— BEGIN —

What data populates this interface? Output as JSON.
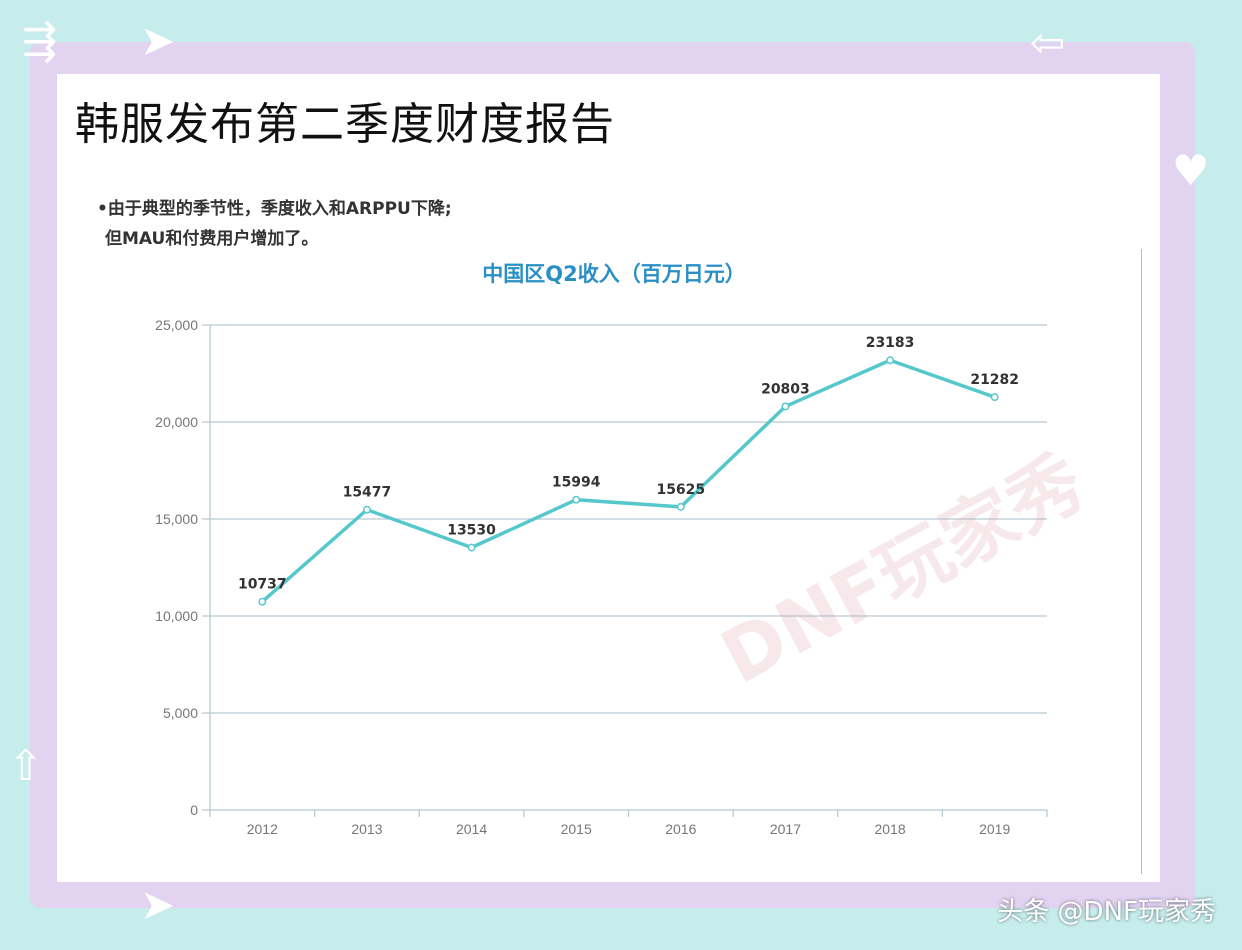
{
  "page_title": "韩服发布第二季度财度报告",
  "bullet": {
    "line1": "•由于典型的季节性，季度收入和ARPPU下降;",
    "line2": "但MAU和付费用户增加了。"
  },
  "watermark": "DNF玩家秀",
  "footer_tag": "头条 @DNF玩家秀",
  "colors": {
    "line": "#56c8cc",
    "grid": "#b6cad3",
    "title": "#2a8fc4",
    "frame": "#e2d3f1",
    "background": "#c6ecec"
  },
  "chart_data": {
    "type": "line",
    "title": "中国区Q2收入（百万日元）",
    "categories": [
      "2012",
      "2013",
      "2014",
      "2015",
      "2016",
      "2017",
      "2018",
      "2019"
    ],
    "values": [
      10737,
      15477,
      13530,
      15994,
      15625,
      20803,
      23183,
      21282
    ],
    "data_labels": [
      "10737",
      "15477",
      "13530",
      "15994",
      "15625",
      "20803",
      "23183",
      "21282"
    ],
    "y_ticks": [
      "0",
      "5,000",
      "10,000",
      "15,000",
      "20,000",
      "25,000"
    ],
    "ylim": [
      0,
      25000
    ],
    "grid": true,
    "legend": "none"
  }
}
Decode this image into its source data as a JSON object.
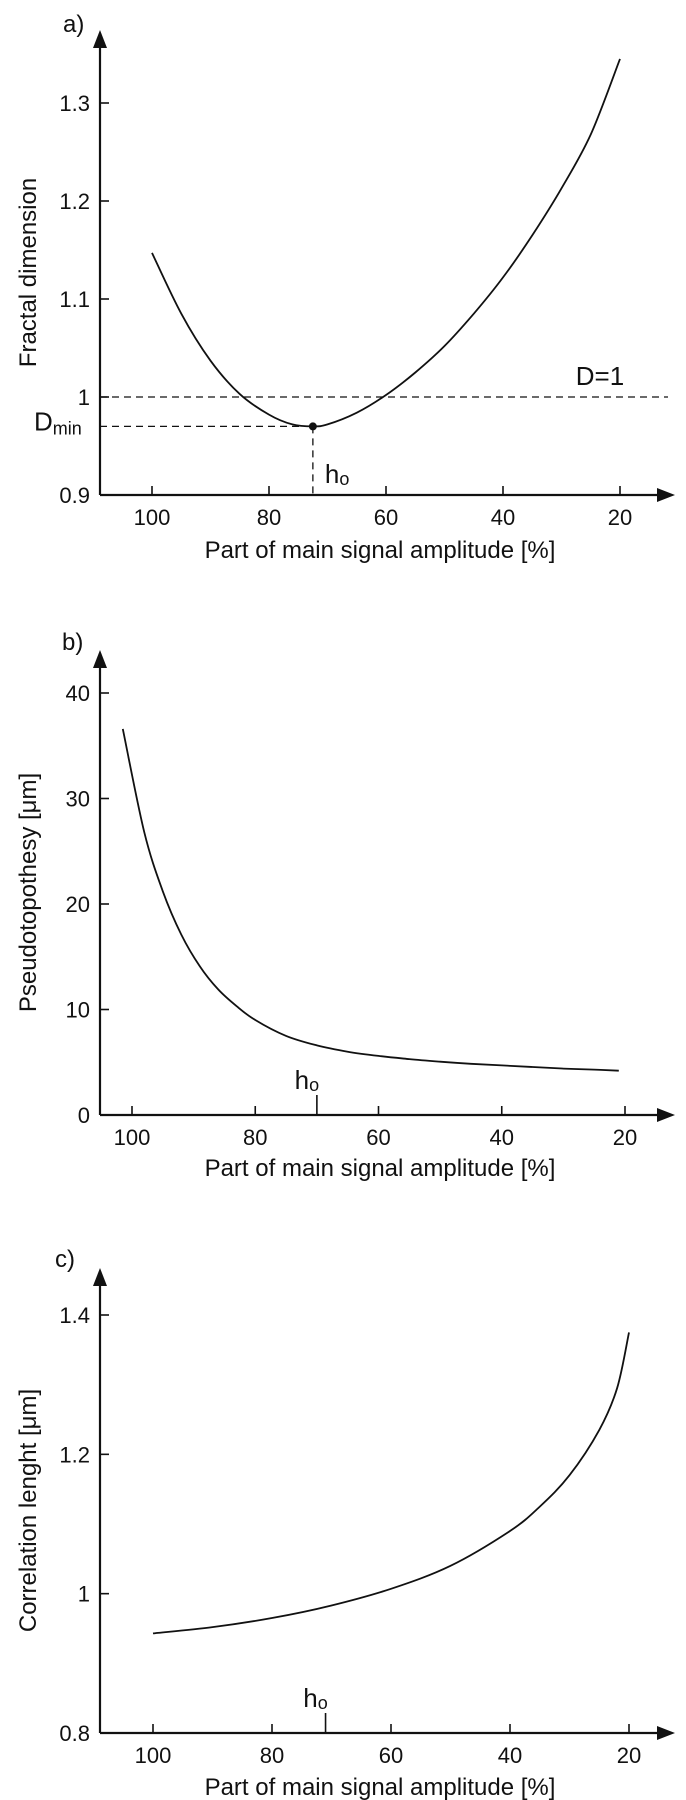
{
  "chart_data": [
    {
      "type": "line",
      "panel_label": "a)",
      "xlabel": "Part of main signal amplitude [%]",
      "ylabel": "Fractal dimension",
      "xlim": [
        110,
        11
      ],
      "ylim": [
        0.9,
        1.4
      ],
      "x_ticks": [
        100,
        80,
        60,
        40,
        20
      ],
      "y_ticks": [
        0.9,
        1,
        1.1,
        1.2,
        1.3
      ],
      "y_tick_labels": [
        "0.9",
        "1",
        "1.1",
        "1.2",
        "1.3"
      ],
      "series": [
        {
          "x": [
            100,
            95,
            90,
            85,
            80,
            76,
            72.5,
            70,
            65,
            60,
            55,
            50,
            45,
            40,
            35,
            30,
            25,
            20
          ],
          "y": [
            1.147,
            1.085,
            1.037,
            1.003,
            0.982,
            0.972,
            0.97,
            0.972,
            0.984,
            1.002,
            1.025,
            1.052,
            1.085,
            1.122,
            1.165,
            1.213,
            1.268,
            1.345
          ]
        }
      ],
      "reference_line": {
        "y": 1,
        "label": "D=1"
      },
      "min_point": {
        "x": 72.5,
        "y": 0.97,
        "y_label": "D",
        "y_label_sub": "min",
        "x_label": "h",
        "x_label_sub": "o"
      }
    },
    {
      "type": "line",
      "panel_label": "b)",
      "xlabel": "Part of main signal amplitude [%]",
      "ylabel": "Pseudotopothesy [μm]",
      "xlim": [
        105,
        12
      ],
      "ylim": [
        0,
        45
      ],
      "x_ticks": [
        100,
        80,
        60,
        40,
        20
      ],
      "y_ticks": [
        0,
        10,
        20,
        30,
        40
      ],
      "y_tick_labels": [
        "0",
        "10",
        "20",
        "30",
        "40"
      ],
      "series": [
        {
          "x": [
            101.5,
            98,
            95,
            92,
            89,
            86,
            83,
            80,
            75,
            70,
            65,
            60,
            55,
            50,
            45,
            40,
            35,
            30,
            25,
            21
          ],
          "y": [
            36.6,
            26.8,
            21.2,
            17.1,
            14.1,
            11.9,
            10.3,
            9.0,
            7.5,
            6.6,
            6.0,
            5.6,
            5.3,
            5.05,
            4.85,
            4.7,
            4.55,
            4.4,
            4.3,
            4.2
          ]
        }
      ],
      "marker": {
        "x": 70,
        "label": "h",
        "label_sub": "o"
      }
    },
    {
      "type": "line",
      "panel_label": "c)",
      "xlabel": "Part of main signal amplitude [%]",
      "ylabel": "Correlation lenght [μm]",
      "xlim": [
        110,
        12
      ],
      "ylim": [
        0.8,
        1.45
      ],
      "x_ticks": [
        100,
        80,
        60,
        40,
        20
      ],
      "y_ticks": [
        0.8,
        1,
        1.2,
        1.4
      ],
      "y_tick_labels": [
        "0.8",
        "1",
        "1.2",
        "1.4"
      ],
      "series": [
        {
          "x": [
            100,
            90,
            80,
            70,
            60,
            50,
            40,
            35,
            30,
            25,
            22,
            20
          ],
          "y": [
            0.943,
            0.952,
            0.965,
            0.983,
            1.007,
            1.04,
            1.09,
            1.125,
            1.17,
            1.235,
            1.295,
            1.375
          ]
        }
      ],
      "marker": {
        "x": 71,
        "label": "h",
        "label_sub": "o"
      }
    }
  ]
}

— END —
— BEGIN —

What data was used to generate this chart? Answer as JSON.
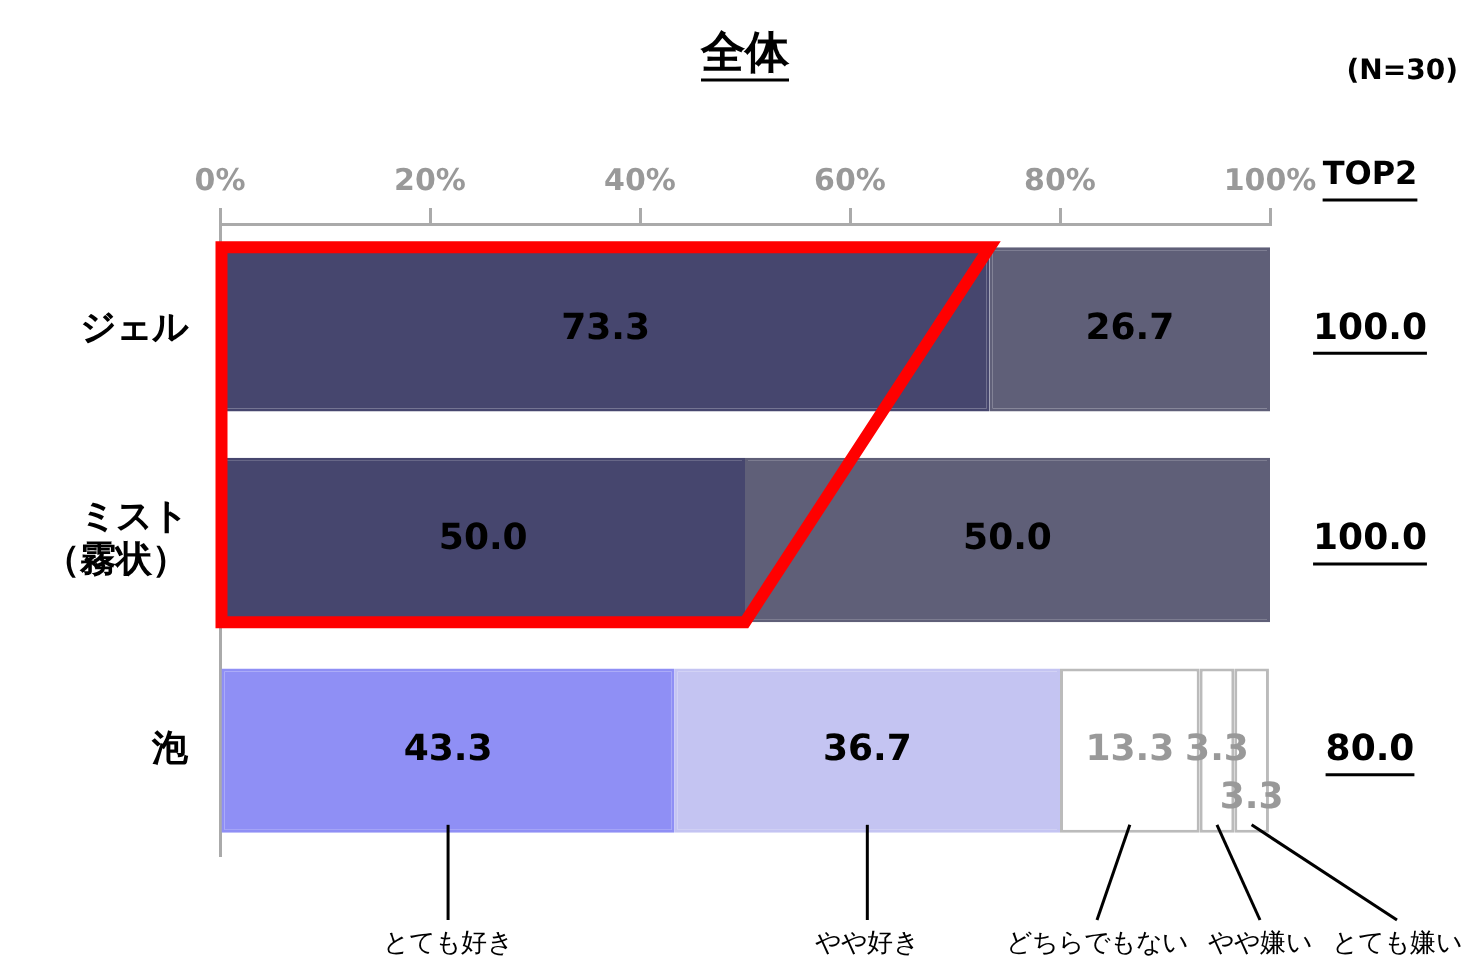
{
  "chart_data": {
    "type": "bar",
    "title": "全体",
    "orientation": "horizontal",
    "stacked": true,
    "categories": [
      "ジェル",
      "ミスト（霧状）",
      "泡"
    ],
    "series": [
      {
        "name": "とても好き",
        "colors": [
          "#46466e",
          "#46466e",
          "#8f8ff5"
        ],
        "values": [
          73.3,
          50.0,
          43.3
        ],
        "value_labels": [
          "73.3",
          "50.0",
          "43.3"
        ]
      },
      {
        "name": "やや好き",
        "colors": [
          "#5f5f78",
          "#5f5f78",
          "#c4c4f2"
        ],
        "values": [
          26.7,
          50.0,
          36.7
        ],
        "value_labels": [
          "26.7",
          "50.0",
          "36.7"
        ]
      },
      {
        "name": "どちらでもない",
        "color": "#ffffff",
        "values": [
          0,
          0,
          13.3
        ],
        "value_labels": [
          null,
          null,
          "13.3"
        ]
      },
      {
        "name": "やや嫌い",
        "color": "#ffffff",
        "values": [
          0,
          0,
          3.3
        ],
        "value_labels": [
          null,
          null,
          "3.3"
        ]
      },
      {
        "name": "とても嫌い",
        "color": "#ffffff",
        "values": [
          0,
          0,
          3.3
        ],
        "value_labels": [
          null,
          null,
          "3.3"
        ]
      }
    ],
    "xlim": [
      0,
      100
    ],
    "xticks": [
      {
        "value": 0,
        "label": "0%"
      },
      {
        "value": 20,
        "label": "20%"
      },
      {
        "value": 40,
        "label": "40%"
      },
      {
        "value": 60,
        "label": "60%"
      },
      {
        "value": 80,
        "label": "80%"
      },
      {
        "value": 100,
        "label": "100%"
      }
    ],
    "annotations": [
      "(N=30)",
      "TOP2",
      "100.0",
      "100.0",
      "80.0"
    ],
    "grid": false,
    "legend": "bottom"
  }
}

— END —
— BEGIN —

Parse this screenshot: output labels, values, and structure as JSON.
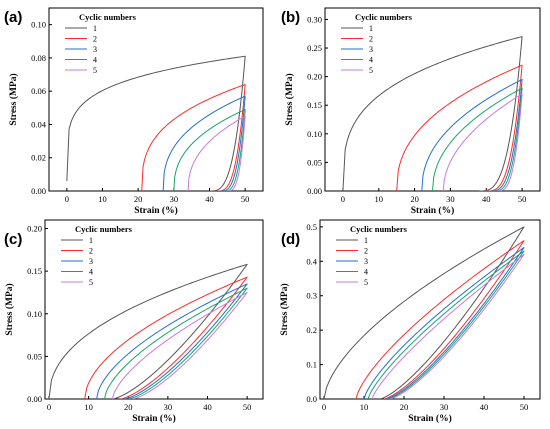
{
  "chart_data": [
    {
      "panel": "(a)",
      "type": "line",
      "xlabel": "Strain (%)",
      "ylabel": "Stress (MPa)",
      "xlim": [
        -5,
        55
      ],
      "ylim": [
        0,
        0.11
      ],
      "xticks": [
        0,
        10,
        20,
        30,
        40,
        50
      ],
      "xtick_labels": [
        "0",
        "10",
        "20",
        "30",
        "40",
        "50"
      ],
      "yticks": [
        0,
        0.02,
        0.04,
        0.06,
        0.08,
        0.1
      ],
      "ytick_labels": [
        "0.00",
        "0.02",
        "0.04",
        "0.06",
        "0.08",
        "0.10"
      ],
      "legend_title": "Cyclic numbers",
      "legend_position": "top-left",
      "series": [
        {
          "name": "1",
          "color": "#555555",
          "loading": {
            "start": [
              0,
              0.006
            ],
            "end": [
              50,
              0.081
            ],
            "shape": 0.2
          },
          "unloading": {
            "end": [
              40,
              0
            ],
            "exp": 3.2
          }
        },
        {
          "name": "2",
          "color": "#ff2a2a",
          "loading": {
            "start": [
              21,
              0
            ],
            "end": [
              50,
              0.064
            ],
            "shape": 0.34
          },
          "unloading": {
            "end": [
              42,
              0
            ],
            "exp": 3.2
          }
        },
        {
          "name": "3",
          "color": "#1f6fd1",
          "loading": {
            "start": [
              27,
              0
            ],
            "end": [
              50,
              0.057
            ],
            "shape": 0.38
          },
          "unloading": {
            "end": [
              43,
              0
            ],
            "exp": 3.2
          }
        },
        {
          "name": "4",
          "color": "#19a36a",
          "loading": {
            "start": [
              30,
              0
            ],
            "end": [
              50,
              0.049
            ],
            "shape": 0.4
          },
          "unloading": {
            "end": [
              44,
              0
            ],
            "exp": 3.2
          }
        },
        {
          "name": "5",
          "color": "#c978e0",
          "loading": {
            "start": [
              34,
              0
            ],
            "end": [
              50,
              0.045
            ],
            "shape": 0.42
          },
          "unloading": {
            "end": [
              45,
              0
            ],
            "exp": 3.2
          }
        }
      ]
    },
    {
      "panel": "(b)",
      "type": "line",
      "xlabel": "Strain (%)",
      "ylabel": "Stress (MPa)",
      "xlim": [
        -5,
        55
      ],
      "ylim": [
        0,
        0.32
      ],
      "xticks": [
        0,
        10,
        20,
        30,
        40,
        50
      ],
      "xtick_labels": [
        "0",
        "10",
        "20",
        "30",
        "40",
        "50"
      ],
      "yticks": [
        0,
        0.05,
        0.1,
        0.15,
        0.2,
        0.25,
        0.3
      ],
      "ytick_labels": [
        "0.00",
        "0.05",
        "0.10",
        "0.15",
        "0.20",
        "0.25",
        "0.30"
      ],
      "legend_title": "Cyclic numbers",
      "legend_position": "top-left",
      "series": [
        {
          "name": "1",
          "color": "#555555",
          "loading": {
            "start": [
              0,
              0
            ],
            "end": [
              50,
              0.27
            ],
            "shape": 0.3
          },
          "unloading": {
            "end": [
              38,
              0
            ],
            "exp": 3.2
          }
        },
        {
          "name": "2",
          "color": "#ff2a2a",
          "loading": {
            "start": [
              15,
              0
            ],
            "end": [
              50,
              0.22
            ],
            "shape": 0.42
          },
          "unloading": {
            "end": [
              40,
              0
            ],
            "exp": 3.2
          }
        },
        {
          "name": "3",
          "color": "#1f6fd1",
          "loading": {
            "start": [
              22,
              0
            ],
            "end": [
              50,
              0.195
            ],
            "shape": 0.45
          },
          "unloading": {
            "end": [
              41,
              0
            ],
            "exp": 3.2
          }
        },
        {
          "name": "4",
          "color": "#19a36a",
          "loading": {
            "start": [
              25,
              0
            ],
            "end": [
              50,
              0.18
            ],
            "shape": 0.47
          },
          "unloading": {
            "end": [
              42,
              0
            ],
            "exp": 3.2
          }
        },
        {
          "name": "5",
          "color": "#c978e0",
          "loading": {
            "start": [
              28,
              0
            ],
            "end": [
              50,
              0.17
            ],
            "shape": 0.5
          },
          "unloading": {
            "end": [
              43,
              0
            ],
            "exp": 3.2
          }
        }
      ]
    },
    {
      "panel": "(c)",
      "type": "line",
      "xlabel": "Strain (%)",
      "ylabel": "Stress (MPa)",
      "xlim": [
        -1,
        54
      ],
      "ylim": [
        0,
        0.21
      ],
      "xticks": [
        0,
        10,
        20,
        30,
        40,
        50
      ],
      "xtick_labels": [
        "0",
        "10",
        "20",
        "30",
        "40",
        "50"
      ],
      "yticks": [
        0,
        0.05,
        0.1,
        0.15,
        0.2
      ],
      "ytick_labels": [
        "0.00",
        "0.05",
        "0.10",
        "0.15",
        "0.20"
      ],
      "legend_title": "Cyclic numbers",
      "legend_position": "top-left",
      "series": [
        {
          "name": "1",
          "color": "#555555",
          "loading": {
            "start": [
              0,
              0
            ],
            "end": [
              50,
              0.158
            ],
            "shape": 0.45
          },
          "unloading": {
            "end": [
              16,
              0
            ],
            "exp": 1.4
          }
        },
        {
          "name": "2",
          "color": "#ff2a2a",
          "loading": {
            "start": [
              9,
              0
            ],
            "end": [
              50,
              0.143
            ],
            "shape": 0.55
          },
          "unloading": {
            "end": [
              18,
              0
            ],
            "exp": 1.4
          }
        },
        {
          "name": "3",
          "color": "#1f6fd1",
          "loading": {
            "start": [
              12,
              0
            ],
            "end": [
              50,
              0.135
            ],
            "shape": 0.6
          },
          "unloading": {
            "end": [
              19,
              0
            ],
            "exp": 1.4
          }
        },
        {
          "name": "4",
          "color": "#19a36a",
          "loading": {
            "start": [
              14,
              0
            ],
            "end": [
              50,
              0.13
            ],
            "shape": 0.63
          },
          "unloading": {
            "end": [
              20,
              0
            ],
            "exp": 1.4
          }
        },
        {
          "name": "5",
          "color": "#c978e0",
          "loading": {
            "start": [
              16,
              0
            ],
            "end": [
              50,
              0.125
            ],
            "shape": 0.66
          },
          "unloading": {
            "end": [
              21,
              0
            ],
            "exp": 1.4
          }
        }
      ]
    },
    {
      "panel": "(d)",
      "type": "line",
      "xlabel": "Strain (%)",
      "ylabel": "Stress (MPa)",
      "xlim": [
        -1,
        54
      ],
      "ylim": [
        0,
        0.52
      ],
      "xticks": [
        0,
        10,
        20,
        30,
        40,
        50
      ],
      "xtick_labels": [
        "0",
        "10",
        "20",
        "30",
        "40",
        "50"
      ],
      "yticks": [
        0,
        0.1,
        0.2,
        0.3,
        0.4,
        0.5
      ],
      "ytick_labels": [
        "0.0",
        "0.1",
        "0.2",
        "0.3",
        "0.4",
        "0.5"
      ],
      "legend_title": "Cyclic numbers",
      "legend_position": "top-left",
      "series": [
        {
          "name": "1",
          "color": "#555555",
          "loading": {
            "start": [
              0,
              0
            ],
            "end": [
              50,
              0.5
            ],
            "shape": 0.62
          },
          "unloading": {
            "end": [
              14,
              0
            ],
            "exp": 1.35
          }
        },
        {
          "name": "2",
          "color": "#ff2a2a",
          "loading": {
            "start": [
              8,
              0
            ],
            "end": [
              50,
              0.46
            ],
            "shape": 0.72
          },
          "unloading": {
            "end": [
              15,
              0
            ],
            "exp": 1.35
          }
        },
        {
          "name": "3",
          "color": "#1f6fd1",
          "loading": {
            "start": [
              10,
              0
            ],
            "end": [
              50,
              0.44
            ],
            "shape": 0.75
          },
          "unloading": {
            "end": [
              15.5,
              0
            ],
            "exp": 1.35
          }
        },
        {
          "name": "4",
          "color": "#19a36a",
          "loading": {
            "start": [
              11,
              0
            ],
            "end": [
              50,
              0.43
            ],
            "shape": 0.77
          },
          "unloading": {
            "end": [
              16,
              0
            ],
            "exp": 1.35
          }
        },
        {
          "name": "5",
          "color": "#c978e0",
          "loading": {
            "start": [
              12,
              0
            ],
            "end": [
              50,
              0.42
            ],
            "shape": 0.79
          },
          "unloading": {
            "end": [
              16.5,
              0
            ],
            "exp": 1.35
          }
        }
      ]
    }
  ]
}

— END —

BRIEF → Which lines in the records above contain the string "What"? Copy each one.

SOLUTION TO THE EXERCISE →
What data populates this interface? Output as JSON.
What data was used to generate this chart? Answer as JSON.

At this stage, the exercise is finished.